====== DATA EXTRACT ======

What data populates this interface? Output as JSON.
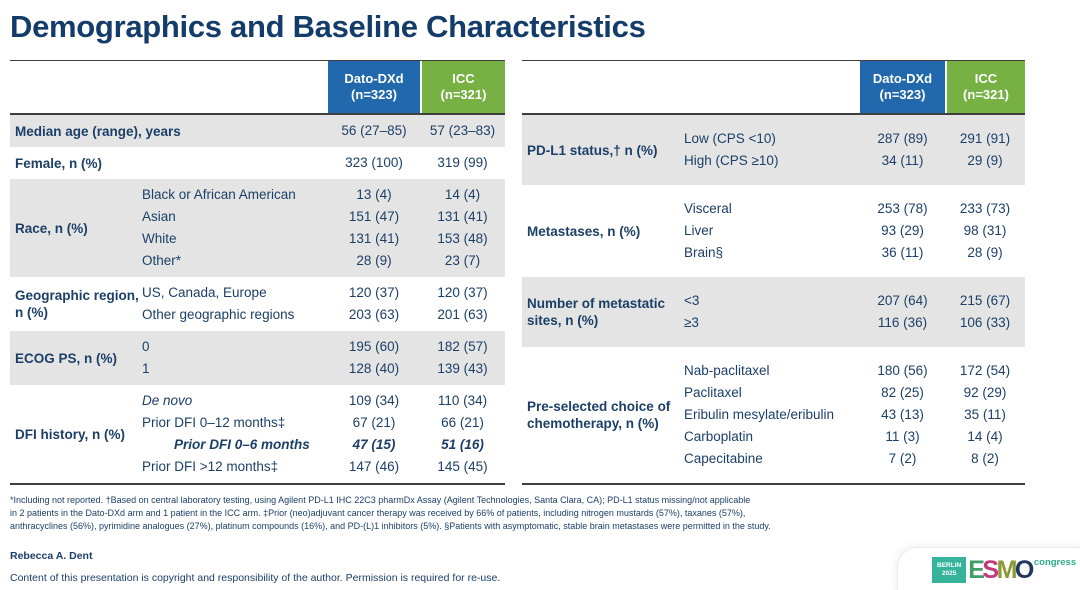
{
  "title": "Demographics and Baseline Characteristics",
  "colors": {
    "dato_header": "#2268ad",
    "icc_header": "#77b144",
    "row_shade": "#e4e4e4",
    "text_navy": "#1c3f68"
  },
  "columns": {
    "dato_line1": "Dato-DXd",
    "dato_line2": "(n=323)",
    "icc_line1": "ICC",
    "icc_line2": "(n=321)"
  },
  "left_table": {
    "rows": [
      {
        "label": "Median age (range), years",
        "span": true,
        "items": [
          {
            "dato": "56 (27–85)",
            "icc": "57 (23–83)"
          }
        ]
      },
      {
        "label": "Female, n (%)",
        "span": true,
        "items": [
          {
            "dato": "323 (100)",
            "icc": "319 (99)"
          }
        ]
      },
      {
        "label": "Race, n (%)",
        "items": [
          {
            "sub": "Black or African American",
            "dato": "13 (4)",
            "icc": "14 (4)"
          },
          {
            "sub": "Asian",
            "dato": "151 (47)",
            "icc": "131 (41)"
          },
          {
            "sub": "White",
            "dato": "131 (41)",
            "icc": "153 (48)"
          },
          {
            "sub": "Other*",
            "dato": "28 (9)",
            "icc": "23 (7)"
          }
        ]
      },
      {
        "label": "Geographic region, n (%)",
        "items": [
          {
            "sub": "US, Canada, Europe",
            "dato": "120 (37)",
            "icc": "120 (37)"
          },
          {
            "sub": "Other geographic regions",
            "dato": "203 (63)",
            "icc": "201 (63)"
          }
        ]
      },
      {
        "label": "ECOG PS, n (%)",
        "items": [
          {
            "sub": "0",
            "dato": "195 (60)",
            "icc": "182 (57)"
          },
          {
            "sub": "1",
            "dato": "128 (40)",
            "icc": "139 (43)"
          }
        ]
      },
      {
        "label": "DFI history, n (%)",
        "items": [
          {
            "sub": "De novo",
            "style": "italic",
            "dato": "109 (34)",
            "icc": "110 (34)"
          },
          {
            "sub": "Prior DFI 0–12 months‡",
            "dato": "67 (21)",
            "icc": "66 (21)"
          },
          {
            "sub": "Prior DFI 0–6 months",
            "style": "bold-italic",
            "indent": true,
            "dato": "47 (15)",
            "icc": "51 (16)"
          },
          {
            "sub": "Prior DFI >12 months‡",
            "dato": "147 (46)",
            "icc": "145 (45)"
          }
        ]
      }
    ]
  },
  "right_table": {
    "rows": [
      {
        "label": "PD-L1 status,† n (%)",
        "items": [
          {
            "sub": "Low (CPS <10)",
            "dato": "287 (89)",
            "icc": "291 (91)"
          },
          {
            "sub": "High (CPS ≥10)",
            "dato": "34 (11)",
            "icc": "29 (9)"
          }
        ]
      },
      {
        "label": "Metastases, n (%)",
        "items": [
          {
            "sub": "Visceral",
            "dato": "253 (78)",
            "icc": "233 (73)"
          },
          {
            "sub": "Liver",
            "dato": "93 (29)",
            "icc": "98 (31)"
          },
          {
            "sub": "Brain§",
            "dato": "36 (11)",
            "icc": "28 (9)"
          }
        ]
      },
      {
        "label": "Number of metastatic sites, n (%)",
        "items": [
          {
            "sub": "<3",
            "dato": "207 (64)",
            "icc": "215 (67)"
          },
          {
            "sub": "≥3",
            "dato": "116 (36)",
            "icc": "106 (33)"
          }
        ]
      },
      {
        "label": "Pre-selected choice of chemotherapy, n (%)",
        "items": [
          {
            "sub": "Nab-paclitaxel",
            "dato": "180 (56)",
            "icc": "172 (54)"
          },
          {
            "sub": "Paclitaxel",
            "dato": "82 (25)",
            "icc": "92 (29)"
          },
          {
            "sub": "Eribulin mesylate/eribulin",
            "dato": "43 (13)",
            "icc": "35 (11)"
          },
          {
            "sub": "Carboplatin",
            "dato": "11 (3)",
            "icc": "14 (4)"
          },
          {
            "sub": "Capecitabine",
            "dato": "7 (2)",
            "icc": "8 (2)"
          }
        ]
      }
    ]
  },
  "footnotes": [
    "*Including not reported. †Based on central laboratory testing, using Agilent PD-L1 IHC 22C3 pharmDx Assay (Agilent Technologies, Santa Clara, CA); PD-L1 status missing/not applicable",
    "in 2 patients in the Dato-DXd arm and 1 patient in the ICC arm. ‡Prior (neo)adjuvant cancer therapy was received by 66% of patients, including nitrogen mustards (57%), taxanes (57%),",
    "anthracyclines (56%), pyrimidine analogues (27%), platinum compounds (16%), and PD-(L)1 inhibitors (5%). §Patients with asymptomatic, stable brain metastases were permitted in the study."
  ],
  "presenter": "Rebecca A. Dent",
  "copyright": "Content of this presentation is copyright and responsibility of the author. Permission is required for re-use.",
  "logo": {
    "venue_city": "BERLIN",
    "venue_year": "2025",
    "letters": [
      "E",
      "S",
      "M",
      "O"
    ],
    "suffix": "congress"
  }
}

======

__DIRECTIONS__
Please transcribe every entry above exactly, leaving out any pictures.

__OUTPUT FOR THIS TASK__
What data populates this interface? Output as JSON.
{
  "title": "Demographics and Baseline Characteristics",
  "colors": {
    "dato_header": "#2268ad",
    "icc_header": "#77b144",
    "row_shade": "#e4e4e4",
    "text_navy": "#1c3f68"
  },
  "columns": {
    "dato_line1": "Dato-DXd",
    "dato_line2": "(n=323)",
    "icc_line1": "ICC",
    "icc_line2": "(n=321)"
  },
  "left_table": {
    "rows": [
      {
        "label": "Median age (range), years",
        "span": true,
        "items": [
          {
            "dato": "56 (27–85)",
            "icc": "57 (23–83)"
          }
        ]
      },
      {
        "label": "Female, n (%)",
        "span": true,
        "items": [
          {
            "dato": "323 (100)",
            "icc": "319 (99)"
          }
        ]
      },
      {
        "label": "Race, n (%)",
        "items": [
          {
            "sub": "Black or African American",
            "dato": "13 (4)",
            "icc": "14 (4)"
          },
          {
            "sub": "Asian",
            "dato": "151 (47)",
            "icc": "131 (41)"
          },
          {
            "sub": "White",
            "dato": "131 (41)",
            "icc": "153 (48)"
          },
          {
            "sub": "Other*",
            "dato": "28 (9)",
            "icc": "23 (7)"
          }
        ]
      },
      {
        "label": "Geographic region, n (%)",
        "items": [
          {
            "sub": "US, Canada, Europe",
            "dato": "120 (37)",
            "icc": "120 (37)"
          },
          {
            "sub": "Other geographic regions",
            "dato": "203 (63)",
            "icc": "201 (63)"
          }
        ]
      },
      {
        "label": "ECOG PS, n (%)",
        "items": [
          {
            "sub": "0",
            "dato": "195 (60)",
            "icc": "182 (57)"
          },
          {
            "sub": "1",
            "dato": "128 (40)",
            "icc": "139 (43)"
          }
        ]
      },
      {
        "label": "DFI history, n (%)",
        "items": [
          {
            "sub": "De novo",
            "style": "italic",
            "dato": "109 (34)",
            "icc": "110 (34)"
          },
          {
            "sub": "Prior DFI 0–12 months‡",
            "dato": "67 (21)",
            "icc": "66 (21)"
          },
          {
            "sub": "Prior DFI 0–6 months",
            "style": "bold-italic",
            "indent": true,
            "dato": "47 (15)",
            "icc": "51 (16)"
          },
          {
            "sub": "Prior DFI >12 months‡",
            "dato": "147 (46)",
            "icc": "145 (45)"
          }
        ]
      }
    ]
  },
  "right_table": {
    "rows": [
      {
        "label": "PD-L1 status,† n (%)",
        "items": [
          {
            "sub": "Low (CPS <10)",
            "dato": "287 (89)",
            "icc": "291 (91)"
          },
          {
            "sub": "High (CPS ≥10)",
            "dato": "34 (11)",
            "icc": "29 (9)"
          }
        ]
      },
      {
        "label": "Metastases, n (%)",
        "items": [
          {
            "sub": "Visceral",
            "dato": "253 (78)",
            "icc": "233 (73)"
          },
          {
            "sub": "Liver",
            "dato": "93 (29)",
            "icc": "98 (31)"
          },
          {
            "sub": "Brain§",
            "dato": "36 (11)",
            "icc": "28 (9)"
          }
        ]
      },
      {
        "label": "Number of metastatic sites, n (%)",
        "items": [
          {
            "sub": "<3",
            "dato": "207 (64)",
            "icc": "215 (67)"
          },
          {
            "sub": "≥3",
            "dato": "116 (36)",
            "icc": "106 (33)"
          }
        ]
      },
      {
        "label": "Pre-selected choice of chemotherapy, n (%)",
        "items": [
          {
            "sub": "Nab-paclitaxel",
            "dato": "180 (56)",
            "icc": "172 (54)"
          },
          {
            "sub": "Paclitaxel",
            "dato": "82 (25)",
            "icc": "92 (29)"
          },
          {
            "sub": "Eribulin mesylate/eribulin",
            "dato": "43 (13)",
            "icc": "35 (11)"
          },
          {
            "sub": "Carboplatin",
            "dato": "11 (3)",
            "icc": "14 (4)"
          },
          {
            "sub": "Capecitabine",
            "dato": "7 (2)",
            "icc": "8 (2)"
          }
        ]
      }
    ]
  },
  "footnotes": [
    "*Including not reported. †Based on central laboratory testing, using Agilent PD-L1 IHC 22C3 pharmDx Assay (Agilent Technologies, Santa Clara, CA); PD-L1 status missing/not applicable",
    "in 2 patients in the Dato-DXd arm and 1 patient in the ICC arm. ‡Prior (neo)adjuvant cancer therapy was received by 66% of patients, including nitrogen mustards (57%), taxanes (57%),",
    "anthracyclines (56%), pyrimidine analogues (27%), platinum compounds (16%), and PD-(L)1 inhibitors (5%). §Patients with asymptomatic, stable brain metastases were permitted in the study."
  ],
  "presenter": "Rebecca A. Dent",
  "copyright": "Content of this presentation is copyright and responsibility of the author. Permission is required for re-use.",
  "logo": {
    "venue_city": "BERLIN",
    "venue_year": "2025",
    "letters": [
      "E",
      "S",
      "M",
      "O"
    ],
    "suffix": "congress"
  }
}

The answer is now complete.